▶ [EXTRACTED DATA]
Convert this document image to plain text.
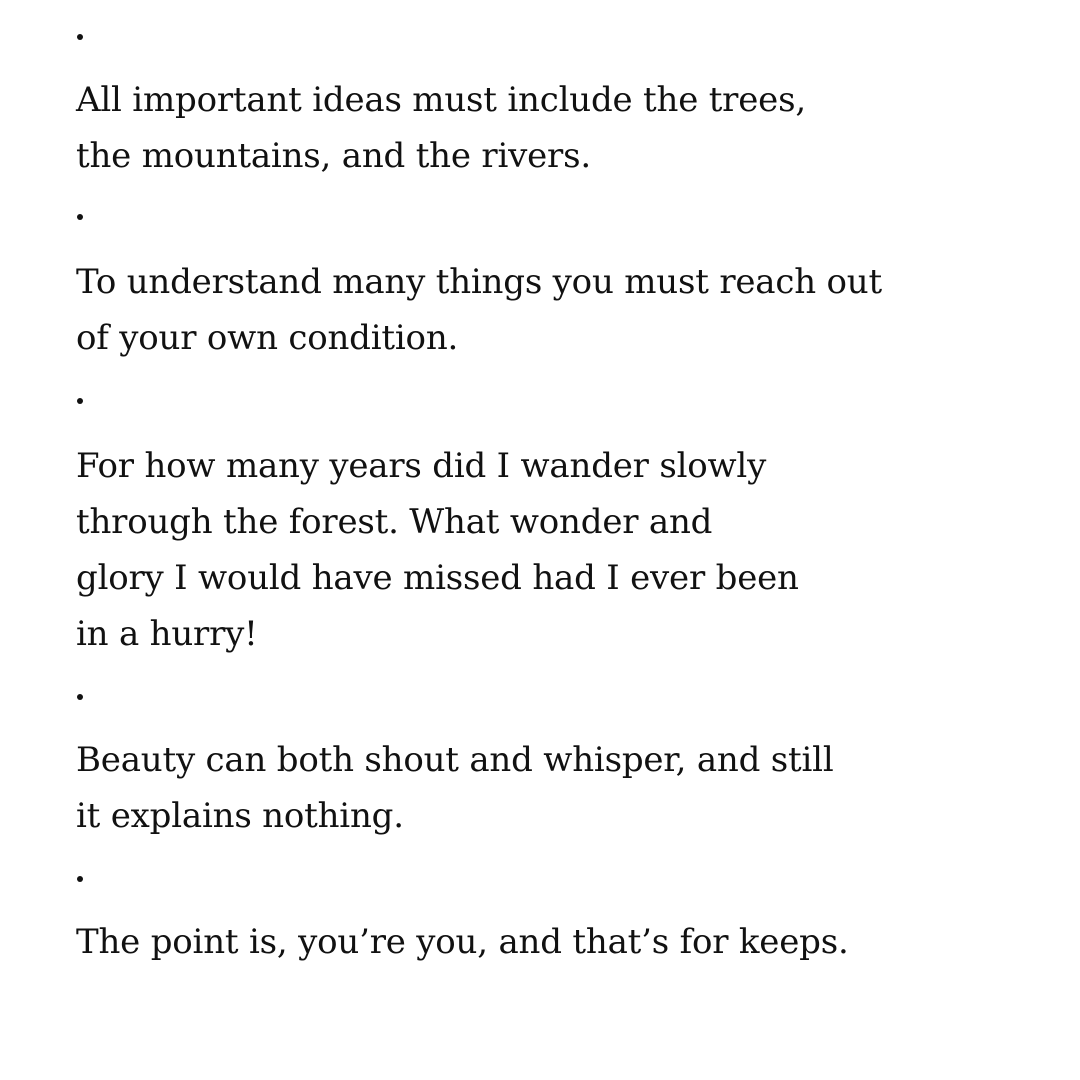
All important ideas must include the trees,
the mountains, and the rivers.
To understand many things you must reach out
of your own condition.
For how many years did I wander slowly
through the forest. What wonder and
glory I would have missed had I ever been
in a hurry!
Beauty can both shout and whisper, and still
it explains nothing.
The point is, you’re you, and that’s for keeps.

▶ [EXERCISE DESCRIPTION] Extract every line from the records above that contains the word "many".

▶ [WRITTEN ANSWER]
To understand many things you must reach out
For how many years did I wander slowly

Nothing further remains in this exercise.